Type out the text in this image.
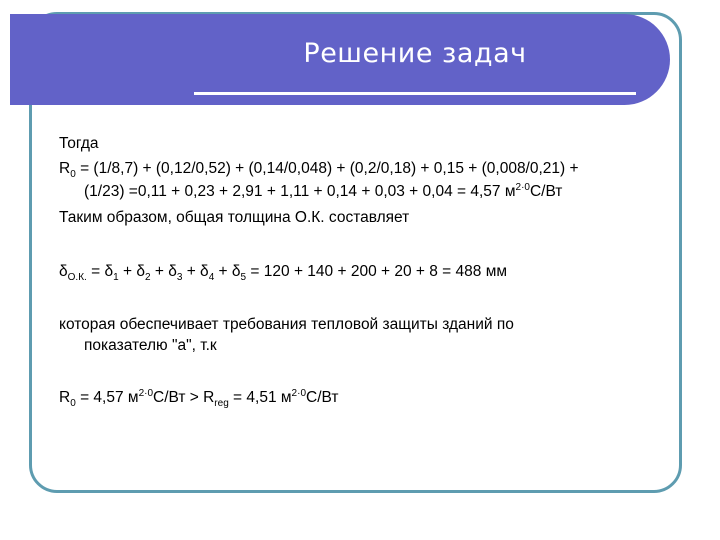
Решение задач
Тогда
$R_0 = (1/8,7) + (0,12/0,52) + (0,14/0,048) + (0,2/0,18) + 0,15 + (0,008/0,21)$ +
(1/23) =0,11 + 0,23 + 2,91 + 1,11 + 0,14 + 0,03 + 0,04 = 4,57 $м^{2\cdot 0}С/Вт$
Таким образом, общая толщина О.К. составляет
$\delta_{О.К.} = \delta_1 + \delta_2 + \delta_3 + \delta_4 + \delta_5 = 120 + 140 + 200 + 20 + 8 = 488$ мм
которая обеспечивает требования тепловой защиты зданий по
показателю "а", т.к
$R_0 = 4,57$ $м^{2\cdot 0}С/Вт > R_{reg} = 4,51$ $м^{2\cdot 0}С/Вт$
● ● ● ●
## What you are asked to do
Omit the pictures, then output the rest of the listing exactly.

## Response below
Type out the text in this image.
Решение задач
Тогда
$R_0 = (1/8,7) + (0,12/0,52) + (0,14/0,048) + (0,2/0,18) + 0,15 + (0,008/0,21)$ +
(1/23) =0,11 + 0,23 + 2,91 + 1,11 + 0,14 + 0,03 + 0,04 = 4,57 $м^{2\cdot 0}С/Вт$
Таким образом, общая толщина О.К. составляет
$\delta_{О.К.} = \delta_1 + \delta_2 + \delta_3 + \delta_4 + \delta_5 = 120 + 140 + 200 + 20 + 8 = 488$ мм
которая обеспечивает требования тепловой защиты зданий по
показателю "а", т.к
$R_0 = 4,57$ $м^{2\cdot 0}С/Вт > R_{reg} = 4,51$ $м^{2\cdot 0}С/Вт$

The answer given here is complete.